Exercise objective
Write the records out again, precisely as they stand.
:: The records
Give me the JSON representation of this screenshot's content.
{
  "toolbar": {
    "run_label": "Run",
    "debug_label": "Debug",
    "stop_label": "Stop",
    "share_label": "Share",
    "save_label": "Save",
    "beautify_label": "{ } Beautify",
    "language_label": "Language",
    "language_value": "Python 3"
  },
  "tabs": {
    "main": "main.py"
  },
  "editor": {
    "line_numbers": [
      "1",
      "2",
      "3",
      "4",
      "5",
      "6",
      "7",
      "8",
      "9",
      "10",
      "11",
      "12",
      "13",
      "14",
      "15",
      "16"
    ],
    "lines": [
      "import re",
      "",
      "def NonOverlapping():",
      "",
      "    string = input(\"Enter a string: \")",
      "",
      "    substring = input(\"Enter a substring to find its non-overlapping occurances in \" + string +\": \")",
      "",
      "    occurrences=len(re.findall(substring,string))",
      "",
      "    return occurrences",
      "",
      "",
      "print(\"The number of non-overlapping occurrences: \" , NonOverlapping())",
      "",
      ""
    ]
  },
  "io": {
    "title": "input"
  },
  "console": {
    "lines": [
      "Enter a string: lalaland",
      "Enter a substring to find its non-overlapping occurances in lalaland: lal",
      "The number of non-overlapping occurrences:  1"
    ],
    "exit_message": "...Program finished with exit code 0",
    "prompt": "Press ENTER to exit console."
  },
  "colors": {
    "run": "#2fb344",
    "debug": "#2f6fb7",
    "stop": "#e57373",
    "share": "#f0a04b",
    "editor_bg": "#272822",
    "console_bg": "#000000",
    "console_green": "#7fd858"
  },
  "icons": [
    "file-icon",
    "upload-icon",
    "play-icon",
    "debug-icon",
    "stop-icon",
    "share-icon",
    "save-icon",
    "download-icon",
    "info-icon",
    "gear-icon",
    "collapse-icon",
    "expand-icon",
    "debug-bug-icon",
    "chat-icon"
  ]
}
::::
Task answer
Give me the JSON representation of this screenshot's content.
{
  "toolbar": {
    "run_label": "Run",
    "debug_label": "Debug",
    "stop_label": "Stop",
    "share_label": "Share",
    "save_label": "Save",
    "beautify_label": "{ } Beautify",
    "language_label": "Language",
    "language_value": "Python 3"
  },
  "tabs": {
    "main": "main.py"
  },
  "editor": {
    "line_numbers": [
      "1",
      "2",
      "3",
      "4",
      "5",
      "6",
      "7",
      "8",
      "9",
      "10",
      "11",
      "12",
      "13",
      "14",
      "15",
      "16"
    ],
    "lines": [
      "import re",
      "",
      "def NonOverlapping():",
      "",
      "    string = input(\"Enter a string: \")",
      "",
      "    substring = input(\"Enter a substring to find its non-overlapping occurances in \" + string +\": \")",
      "",
      "    occurrences=len(re.findall(substring,string))",
      "",
      "    return occurrences",
      "",
      "",
      "print(\"The number of non-overlapping occurrences: \" , NonOverlapping())",
      "",
      ""
    ]
  },
  "io": {
    "title": "input"
  },
  "console": {
    "lines": [
      "Enter a string: lalaland",
      "Enter a substring to find its non-overlapping occurances in lalaland: lal",
      "The number of non-overlapping occurrences:  1"
    ],
    "exit_message": "...Program finished with exit code 0",
    "prompt": "Press ENTER to exit console."
  },
  "colors": {
    "run": "#2fb344",
    "debug": "#2f6fb7",
    "stop": "#e57373",
    "share": "#f0a04b",
    "editor_bg": "#272822",
    "console_bg": "#000000",
    "console_green": "#7fd858"
  },
  "icons": [
    "file-icon",
    "upload-icon",
    "play-icon",
    "debug-icon",
    "stop-icon",
    "share-icon",
    "save-icon",
    "download-icon",
    "info-icon",
    "gear-icon",
    "collapse-icon",
    "expand-icon",
    "debug-bug-icon",
    "chat-icon"
  ]
}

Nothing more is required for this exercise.